* [Listed records]
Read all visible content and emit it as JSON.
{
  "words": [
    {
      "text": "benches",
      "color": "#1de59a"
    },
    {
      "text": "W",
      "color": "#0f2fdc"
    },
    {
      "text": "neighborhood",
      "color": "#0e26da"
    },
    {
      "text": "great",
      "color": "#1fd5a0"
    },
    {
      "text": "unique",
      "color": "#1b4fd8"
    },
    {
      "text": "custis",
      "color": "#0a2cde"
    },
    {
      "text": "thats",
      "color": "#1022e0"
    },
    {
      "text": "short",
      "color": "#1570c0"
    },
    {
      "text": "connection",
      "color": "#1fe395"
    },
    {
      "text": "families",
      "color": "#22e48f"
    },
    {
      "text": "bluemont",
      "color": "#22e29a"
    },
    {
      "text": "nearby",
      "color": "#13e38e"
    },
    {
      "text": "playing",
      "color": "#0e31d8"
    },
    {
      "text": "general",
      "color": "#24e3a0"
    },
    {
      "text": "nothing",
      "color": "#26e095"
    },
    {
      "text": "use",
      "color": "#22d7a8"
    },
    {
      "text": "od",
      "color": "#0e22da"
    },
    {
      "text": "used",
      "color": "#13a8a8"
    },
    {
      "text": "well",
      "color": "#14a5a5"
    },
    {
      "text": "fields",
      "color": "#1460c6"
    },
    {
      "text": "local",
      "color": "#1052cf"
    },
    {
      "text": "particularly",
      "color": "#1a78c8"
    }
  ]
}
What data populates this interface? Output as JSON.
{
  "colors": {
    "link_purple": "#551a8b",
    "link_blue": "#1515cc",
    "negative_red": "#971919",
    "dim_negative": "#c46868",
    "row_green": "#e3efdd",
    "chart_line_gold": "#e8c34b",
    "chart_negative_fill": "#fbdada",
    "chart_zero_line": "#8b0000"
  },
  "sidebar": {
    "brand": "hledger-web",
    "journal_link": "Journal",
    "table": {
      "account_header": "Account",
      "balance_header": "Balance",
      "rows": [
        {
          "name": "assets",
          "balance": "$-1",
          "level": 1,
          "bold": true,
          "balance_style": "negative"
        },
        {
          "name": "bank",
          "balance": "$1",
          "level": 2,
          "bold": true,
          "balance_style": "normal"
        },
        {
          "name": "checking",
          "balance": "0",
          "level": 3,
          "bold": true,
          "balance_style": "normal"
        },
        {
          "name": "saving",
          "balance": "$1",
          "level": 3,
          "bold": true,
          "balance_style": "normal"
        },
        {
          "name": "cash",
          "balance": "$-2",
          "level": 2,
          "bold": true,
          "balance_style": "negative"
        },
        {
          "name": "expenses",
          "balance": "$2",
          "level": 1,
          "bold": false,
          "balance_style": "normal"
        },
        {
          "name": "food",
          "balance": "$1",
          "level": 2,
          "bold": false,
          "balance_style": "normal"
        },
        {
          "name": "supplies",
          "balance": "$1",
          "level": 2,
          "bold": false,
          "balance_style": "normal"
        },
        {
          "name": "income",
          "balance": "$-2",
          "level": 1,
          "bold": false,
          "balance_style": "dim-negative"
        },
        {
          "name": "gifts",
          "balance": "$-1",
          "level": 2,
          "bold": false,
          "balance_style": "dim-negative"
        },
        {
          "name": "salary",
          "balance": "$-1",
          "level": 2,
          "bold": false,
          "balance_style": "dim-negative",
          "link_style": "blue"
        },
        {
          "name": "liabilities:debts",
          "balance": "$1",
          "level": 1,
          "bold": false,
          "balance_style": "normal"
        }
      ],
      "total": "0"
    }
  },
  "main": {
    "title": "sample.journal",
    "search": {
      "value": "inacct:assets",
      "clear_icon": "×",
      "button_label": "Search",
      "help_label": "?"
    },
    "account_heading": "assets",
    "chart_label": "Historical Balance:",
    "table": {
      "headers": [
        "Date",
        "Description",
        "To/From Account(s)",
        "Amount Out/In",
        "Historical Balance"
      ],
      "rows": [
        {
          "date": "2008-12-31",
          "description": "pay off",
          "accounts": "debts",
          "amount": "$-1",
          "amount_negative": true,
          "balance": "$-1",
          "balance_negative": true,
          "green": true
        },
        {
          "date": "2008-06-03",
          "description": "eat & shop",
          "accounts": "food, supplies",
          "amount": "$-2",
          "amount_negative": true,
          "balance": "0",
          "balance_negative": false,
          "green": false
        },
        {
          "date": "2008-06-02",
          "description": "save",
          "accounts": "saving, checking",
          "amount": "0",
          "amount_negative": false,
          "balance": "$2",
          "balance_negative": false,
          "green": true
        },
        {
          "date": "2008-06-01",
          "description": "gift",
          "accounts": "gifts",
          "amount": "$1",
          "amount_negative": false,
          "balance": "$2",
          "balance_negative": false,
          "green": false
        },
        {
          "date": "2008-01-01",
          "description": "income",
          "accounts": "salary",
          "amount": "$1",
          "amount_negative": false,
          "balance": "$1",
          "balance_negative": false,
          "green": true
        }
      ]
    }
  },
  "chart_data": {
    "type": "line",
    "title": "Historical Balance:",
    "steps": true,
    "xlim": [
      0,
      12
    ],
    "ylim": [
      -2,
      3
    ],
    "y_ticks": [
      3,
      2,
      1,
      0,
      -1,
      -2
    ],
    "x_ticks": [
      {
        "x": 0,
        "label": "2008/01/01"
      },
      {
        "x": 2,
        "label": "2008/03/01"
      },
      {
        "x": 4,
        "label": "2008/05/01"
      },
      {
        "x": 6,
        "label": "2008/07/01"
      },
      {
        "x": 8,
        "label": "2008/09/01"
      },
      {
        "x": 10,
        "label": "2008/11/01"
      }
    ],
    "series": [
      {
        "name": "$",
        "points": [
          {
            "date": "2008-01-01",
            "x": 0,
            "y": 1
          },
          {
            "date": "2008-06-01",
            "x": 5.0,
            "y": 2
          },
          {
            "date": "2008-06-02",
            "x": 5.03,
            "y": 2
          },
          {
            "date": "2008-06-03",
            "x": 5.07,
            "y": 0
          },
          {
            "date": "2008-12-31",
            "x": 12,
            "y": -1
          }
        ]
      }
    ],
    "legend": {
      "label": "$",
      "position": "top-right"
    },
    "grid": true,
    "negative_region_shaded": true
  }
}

* [Directions] Print out every record again, exactly and in full.

* [Answer]
Read all visible content and emit it as JSON.
{
  "words": [
    {
      "text": "benches",
      "color": "#1de59a"
    },
    {
      "text": "W",
      "color": "#0f2fdc"
    },
    {
      "text": "neighborhood",
      "color": "#0e26da"
    },
    {
      "text": "great",
      "color": "#1fd5a0"
    },
    {
      "text": "unique",
      "color": "#1b4fd8"
    },
    {
      "text": "custis",
      "color": "#0a2cde"
    },
    {
      "text": "thats",
      "color": "#1022e0"
    },
    {
      "text": "short",
      "color": "#1570c0"
    },
    {
      "text": "connection",
      "color": "#1fe395"
    },
    {
      "text": "families",
      "color": "#22e48f"
    },
    {
      "text": "bluemont",
      "color": "#22e29a"
    },
    {
      "text": "nearby",
      "color": "#13e38e"
    },
    {
      "text": "playing",
      "color": "#0e31d8"
    },
    {
      "text": "general",
      "color": "#24e3a0"
    },
    {
      "text": "nothing",
      "color": "#26e095"
    },
    {
      "text": "use",
      "color": "#22d7a8"
    },
    {
      "text": "od",
      "color": "#0e22da"
    },
    {
      "text": "used",
      "color": "#13a8a8"
    },
    {
      "text": "well",
      "color": "#14a5a5"
    },
    {
      "text": "fields",
      "color": "#1460c6"
    },
    {
      "text": "local",
      "color": "#1052cf"
    },
    {
      "text": "particularly",
      "color": "#1a78c8"
    }
  ]
}
What data populates this interface? Output as JSON.
{
  "colors": {
    "link_purple": "#551a8b",
    "link_blue": "#1515cc",
    "negative_red": "#971919",
    "dim_negative": "#c46868",
    "row_green": "#e3efdd",
    "chart_line_gold": "#e8c34b",
    "chart_negative_fill": "#fbdada",
    "chart_zero_line": "#8b0000"
  },
  "sidebar": {
    "brand": "hledger-web",
    "journal_link": "Journal",
    "table": {
      "account_header": "Account",
      "balance_header": "Balance",
      "rows": [
        {
          "name": "assets",
          "balance": "$-1",
          "level": 1,
          "bold": true,
          "balance_style": "negative"
        },
        {
          "name": "bank",
          "balance": "$1",
          "level": 2,
          "bold": true,
          "balance_style": "normal"
        },
        {
          "name": "checking",
          "balance": "0",
          "level": 3,
          "bold": true,
          "balance_style": "normal"
        },
        {
          "name": "saving",
          "balance": "$1",
          "level": 3,
          "bold": true,
          "balance_style": "normal"
        },
        {
          "name": "cash",
          "balance": "$-2",
          "level": 2,
          "bold": true,
          "balance_style": "negative"
        },
        {
          "name": "expenses",
          "balance": "$2",
          "level": 1,
          "bold": false,
          "balance_style": "normal"
        },
        {
          "name": "food",
          "balance": "$1",
          "level": 2,
          "bold": false,
          "balance_style": "normal"
        },
        {
          "name": "supplies",
          "balance": "$1",
          "level": 2,
          "bold": false,
          "balance_style": "normal"
        },
        {
          "name": "income",
          "balance": "$-2",
          "level": 1,
          "bold": false,
          "balance_style": "dim-negative"
        },
        {
          "name": "gifts",
          "balance": "$-1",
          "level": 2,
          "bold": false,
          "balance_style": "dim-negative"
        },
        {
          "name": "salary",
          "balance": "$-1",
          "level": 2,
          "bold": false,
          "balance_style": "dim-negative",
          "link_style": "blue"
        },
        {
          "name": "liabilities:debts",
          "balance": "$1",
          "level": 1,
          "bold": false,
          "balance_style": "normal"
        }
      ],
      "total": "0"
    }
  },
  "main": {
    "title": "sample.journal",
    "search": {
      "value": "inacct:assets",
      "clear_icon": "×",
      "button_label": "Search",
      "help_label": "?"
    },
    "account_heading": "assets",
    "chart_label": "Historical Balance:",
    "table": {
      "headers": [
        "Date",
        "Description",
        "To/From Account(s)",
        "Amount Out/In",
        "Historical Balance"
      ],
      "rows": [
        {
          "date": "2008-12-31",
          "description": "pay off",
          "accounts": "debts",
          "amount": "$-1",
          "amount_negative": true,
          "balance": "$-1",
          "balance_negative": true,
          "green": true
        },
        {
          "date": "2008-06-03",
          "description": "eat & shop",
          "accounts": "food, supplies",
          "amount": "$-2",
          "amount_negative": true,
          "balance": "0",
          "balance_negative": false,
          "green": false
        },
        {
          "date": "2008-06-02",
          "description": "save",
          "accounts": "saving, checking",
          "amount": "0",
          "amount_negative": false,
          "balance": "$2",
          "balance_negative": false,
          "green": true
        },
        {
          "date": "2008-06-01",
          "description": "gift",
          "accounts": "gifts",
          "amount": "$1",
          "amount_negative": false,
          "balance": "$2",
          "balance_negative": false,
          "green": false
        },
        {
          "date": "2008-01-01",
          "description": "income",
          "accounts": "salary",
          "amount": "$1",
          "amount_negative": false,
          "balance": "$1",
          "balance_negative": false,
          "green": true
        }
      ]
    }
  },
  "chart_data": {
    "type": "line",
    "title": "Historical Balance:",
    "steps": true,
    "xlim": [
      0,
      12
    ],
    "ylim": [
      -2,
      3
    ],
    "y_ticks": [
      3,
      2,
      1,
      0,
      -1,
      -2
    ],
    "x_ticks": [
      {
        "x": 0,
        "label": "2008/01/01"
      },
      {
        "x": 2,
        "label": "2008/03/01"
      },
      {
        "x": 4,
        "label": "2008/05/01"
      },
      {
        "x": 6,
        "label": "2008/07/01"
      },
      {
        "x": 8,
        "label": "2008/09/01"
      },
      {
        "x": 10,
        "label": "2008/11/01"
      }
    ],
    "series": [
      {
        "name": "$",
        "points": [
          {
            "date": "2008-01-01",
            "x": 0,
            "y": 1
          },
          {
            "date": "2008-06-01",
            "x": 5.0,
            "y": 2
          },
          {
            "date": "2008-06-02",
            "x": 5.03,
            "y": 2
          },
          {
            "date": "2008-06-03",
            "x": 5.07,
            "y": 0
          },
          {
            "date": "2008-12-31",
            "x": 12,
            "y": -1
          }
        ]
      }
    ],
    "legend": {
      "label": "$",
      "position": "top-right"
    },
    "grid": true,
    "negative_region_shaded": true
  }
}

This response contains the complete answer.